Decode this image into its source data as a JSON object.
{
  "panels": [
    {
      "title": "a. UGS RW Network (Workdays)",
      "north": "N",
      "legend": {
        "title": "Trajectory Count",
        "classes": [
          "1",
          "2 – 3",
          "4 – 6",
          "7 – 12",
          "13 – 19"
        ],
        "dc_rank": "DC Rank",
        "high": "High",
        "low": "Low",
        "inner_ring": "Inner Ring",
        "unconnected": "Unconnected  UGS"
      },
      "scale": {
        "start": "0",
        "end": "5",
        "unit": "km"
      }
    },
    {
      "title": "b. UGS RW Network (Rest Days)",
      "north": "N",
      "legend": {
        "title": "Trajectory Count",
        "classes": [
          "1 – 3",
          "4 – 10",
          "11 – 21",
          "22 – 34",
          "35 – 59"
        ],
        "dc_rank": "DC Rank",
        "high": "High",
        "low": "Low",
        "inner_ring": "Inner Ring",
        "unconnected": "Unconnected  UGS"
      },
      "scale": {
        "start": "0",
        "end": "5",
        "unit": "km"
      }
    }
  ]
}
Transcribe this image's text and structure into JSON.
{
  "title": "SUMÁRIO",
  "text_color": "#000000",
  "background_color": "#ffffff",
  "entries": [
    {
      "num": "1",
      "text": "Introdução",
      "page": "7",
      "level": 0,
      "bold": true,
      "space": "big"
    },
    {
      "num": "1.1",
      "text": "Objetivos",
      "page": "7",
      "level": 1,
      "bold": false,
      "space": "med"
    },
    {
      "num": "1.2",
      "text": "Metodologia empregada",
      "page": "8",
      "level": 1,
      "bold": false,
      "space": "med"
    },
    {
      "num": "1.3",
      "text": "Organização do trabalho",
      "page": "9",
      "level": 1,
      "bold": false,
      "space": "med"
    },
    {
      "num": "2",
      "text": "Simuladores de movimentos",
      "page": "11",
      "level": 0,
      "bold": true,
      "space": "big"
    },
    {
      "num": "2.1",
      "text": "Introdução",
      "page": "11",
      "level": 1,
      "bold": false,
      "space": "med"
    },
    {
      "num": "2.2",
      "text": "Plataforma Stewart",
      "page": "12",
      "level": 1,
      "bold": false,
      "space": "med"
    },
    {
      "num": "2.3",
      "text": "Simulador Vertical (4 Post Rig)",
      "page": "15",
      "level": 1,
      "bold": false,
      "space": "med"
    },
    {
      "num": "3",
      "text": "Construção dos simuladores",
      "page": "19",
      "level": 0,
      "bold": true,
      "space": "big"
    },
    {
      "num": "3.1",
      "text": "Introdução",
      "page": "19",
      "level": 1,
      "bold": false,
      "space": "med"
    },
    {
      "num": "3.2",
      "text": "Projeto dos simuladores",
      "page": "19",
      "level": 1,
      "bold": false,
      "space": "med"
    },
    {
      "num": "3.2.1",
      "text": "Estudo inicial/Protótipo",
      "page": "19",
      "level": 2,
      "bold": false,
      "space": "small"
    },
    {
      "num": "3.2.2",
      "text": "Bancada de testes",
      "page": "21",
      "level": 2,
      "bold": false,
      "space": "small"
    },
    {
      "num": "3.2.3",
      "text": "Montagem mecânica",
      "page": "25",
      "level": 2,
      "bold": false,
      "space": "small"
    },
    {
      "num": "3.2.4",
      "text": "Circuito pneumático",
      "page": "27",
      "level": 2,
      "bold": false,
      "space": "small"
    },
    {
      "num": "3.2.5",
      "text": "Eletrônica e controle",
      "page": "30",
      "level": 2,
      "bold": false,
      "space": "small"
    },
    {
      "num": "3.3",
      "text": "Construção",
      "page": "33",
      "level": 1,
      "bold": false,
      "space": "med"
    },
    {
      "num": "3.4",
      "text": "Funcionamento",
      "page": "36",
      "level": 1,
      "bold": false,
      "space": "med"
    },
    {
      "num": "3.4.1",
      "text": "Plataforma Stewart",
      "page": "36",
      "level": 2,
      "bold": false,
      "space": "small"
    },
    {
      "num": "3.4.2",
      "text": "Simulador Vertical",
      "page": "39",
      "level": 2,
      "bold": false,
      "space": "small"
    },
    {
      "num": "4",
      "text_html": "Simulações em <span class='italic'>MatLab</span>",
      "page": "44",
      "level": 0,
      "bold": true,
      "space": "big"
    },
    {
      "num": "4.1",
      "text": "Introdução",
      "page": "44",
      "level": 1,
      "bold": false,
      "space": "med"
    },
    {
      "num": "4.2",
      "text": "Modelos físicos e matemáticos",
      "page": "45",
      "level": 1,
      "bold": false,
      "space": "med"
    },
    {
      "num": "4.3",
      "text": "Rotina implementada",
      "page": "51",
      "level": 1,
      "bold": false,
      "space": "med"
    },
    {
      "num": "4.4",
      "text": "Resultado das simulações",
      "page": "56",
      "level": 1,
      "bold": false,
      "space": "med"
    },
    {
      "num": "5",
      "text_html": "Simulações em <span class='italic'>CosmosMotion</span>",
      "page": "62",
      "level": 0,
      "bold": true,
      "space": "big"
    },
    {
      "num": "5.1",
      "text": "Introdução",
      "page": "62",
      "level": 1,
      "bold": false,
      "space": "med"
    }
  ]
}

□ □ □

■ **Problem requirements**:
Please set down all the data word for word.

■ **Written response**:
Decode this image into its source data as a JSON object.
{
  "panels": [
    {
      "title": "a. UGS RW Network (Workdays)",
      "north": "N",
      "legend": {
        "title": "Trajectory Count",
        "classes": [
          "1",
          "2 – 3",
          "4 – 6",
          "7 – 12",
          "13 – 19"
        ],
        "dc_rank": "DC Rank",
        "high": "High",
        "low": "Low",
        "inner_ring": "Inner Ring",
        "unconnected": "Unconnected  UGS"
      },
      "scale": {
        "start": "0",
        "end": "5",
        "unit": "km"
      }
    },
    {
      "title": "b. UGS RW Network (Rest Days)",
      "north": "N",
      "legend": {
        "title": "Trajectory Count",
        "classes": [
          "1 – 3",
          "4 – 10",
          "11 – 21",
          "22 – 34",
          "35 – 59"
        ],
        "dc_rank": "DC Rank",
        "high": "High",
        "low": "Low",
        "inner_ring": "Inner Ring",
        "unconnected": "Unconnected  UGS"
      },
      "scale": {
        "start": "0",
        "end": "5",
        "unit": "km"
      }
    }
  ]
}
Transcribe this image's text and structure into JSON.
{
  "title": "SUMÁRIO",
  "text_color": "#000000",
  "background_color": "#ffffff",
  "entries": [
    {
      "num": "1",
      "text": "Introdução",
      "page": "7",
      "level": 0,
      "bold": true,
      "space": "big"
    },
    {
      "num": "1.1",
      "text": "Objetivos",
      "page": "7",
      "level": 1,
      "bold": false,
      "space": "med"
    },
    {
      "num": "1.2",
      "text": "Metodologia empregada",
      "page": "8",
      "level": 1,
      "bold": false,
      "space": "med"
    },
    {
      "num": "1.3",
      "text": "Organização do trabalho",
      "page": "9",
      "level": 1,
      "bold": false,
      "space": "med"
    },
    {
      "num": "2",
      "text": "Simuladores de movimentos",
      "page": "11",
      "level": 0,
      "bold": true,
      "space": "big"
    },
    {
      "num": "2.1",
      "text": "Introdução",
      "page": "11",
      "level": 1,
      "bold": false,
      "space": "med"
    },
    {
      "num": "2.2",
      "text": "Plataforma Stewart",
      "page": "12",
      "level": 1,
      "bold": false,
      "space": "med"
    },
    {
      "num": "2.3",
      "text": "Simulador Vertical (4 Post Rig)",
      "page": "15",
      "level": 1,
      "bold": false,
      "space": "med"
    },
    {
      "num": "3",
      "text": "Construção dos simuladores",
      "page": "19",
      "level": 0,
      "bold": true,
      "space": "big"
    },
    {
      "num": "3.1",
      "text": "Introdução",
      "page": "19",
      "level": 1,
      "bold": false,
      "space": "med"
    },
    {
      "num": "3.2",
      "text": "Projeto dos simuladores",
      "page": "19",
      "level": 1,
      "bold": false,
      "space": "med"
    },
    {
      "num": "3.2.1",
      "text": "Estudo inicial/Protótipo",
      "page": "19",
      "level": 2,
      "bold": false,
      "space": "small"
    },
    {
      "num": "3.2.2",
      "text": "Bancada de testes",
      "page": "21",
      "level": 2,
      "bold": false,
      "space": "small"
    },
    {
      "num": "3.2.3",
      "text": "Montagem mecânica",
      "page": "25",
      "level": 2,
      "bold": false,
      "space": "small"
    },
    {
      "num": "3.2.4",
      "text": "Circuito pneumático",
      "page": "27",
      "level": 2,
      "bold": false,
      "space": "small"
    },
    {
      "num": "3.2.5",
      "text": "Eletrônica e controle",
      "page": "30",
      "level": 2,
      "bold": false,
      "space": "small"
    },
    {
      "num": "3.3",
      "text": "Construção",
      "page": "33",
      "level": 1,
      "bold": false,
      "space": "med"
    },
    {
      "num": "3.4",
      "text": "Funcionamento",
      "page": "36",
      "level": 1,
      "bold": false,
      "space": "med"
    },
    {
      "num": "3.4.1",
      "text": "Plataforma Stewart",
      "page": "36",
      "level": 2,
      "bold": false,
      "space": "small"
    },
    {
      "num": "3.4.2",
      "text": "Simulador Vertical",
      "page": "39",
      "level": 2,
      "bold": false,
      "space": "small"
    },
    {
      "num": "4",
      "text_html": "Simulações em <span class='italic'>MatLab</span>",
      "page": "44",
      "level": 0,
      "bold": true,
      "space": "big"
    },
    {
      "num": "4.1",
      "text": "Introdução",
      "page": "44",
      "level": 1,
      "bold": false,
      "space": "med"
    },
    {
      "num": "4.2",
      "text": "Modelos físicos e matemáticos",
      "page": "45",
      "level": 1,
      "bold": false,
      "space": "med"
    },
    {
      "num": "4.3",
      "text": "Rotina implementada",
      "page": "51",
      "level": 1,
      "bold": false,
      "space": "med"
    },
    {
      "num": "4.4",
      "text": "Resultado das simulações",
      "page": "56",
      "level": 1,
      "bold": false,
      "space": "med"
    },
    {
      "num": "5",
      "text_html": "Simulações em <span class='italic'>CosmosMotion</span>",
      "page": "62",
      "level": 0,
      "bold": true,
      "space": "big"
    },
    {
      "num": "5.1",
      "text": "Introdução",
      "page": "62",
      "level": 1,
      "bold": false,
      "space": "med"
    }
  ]
}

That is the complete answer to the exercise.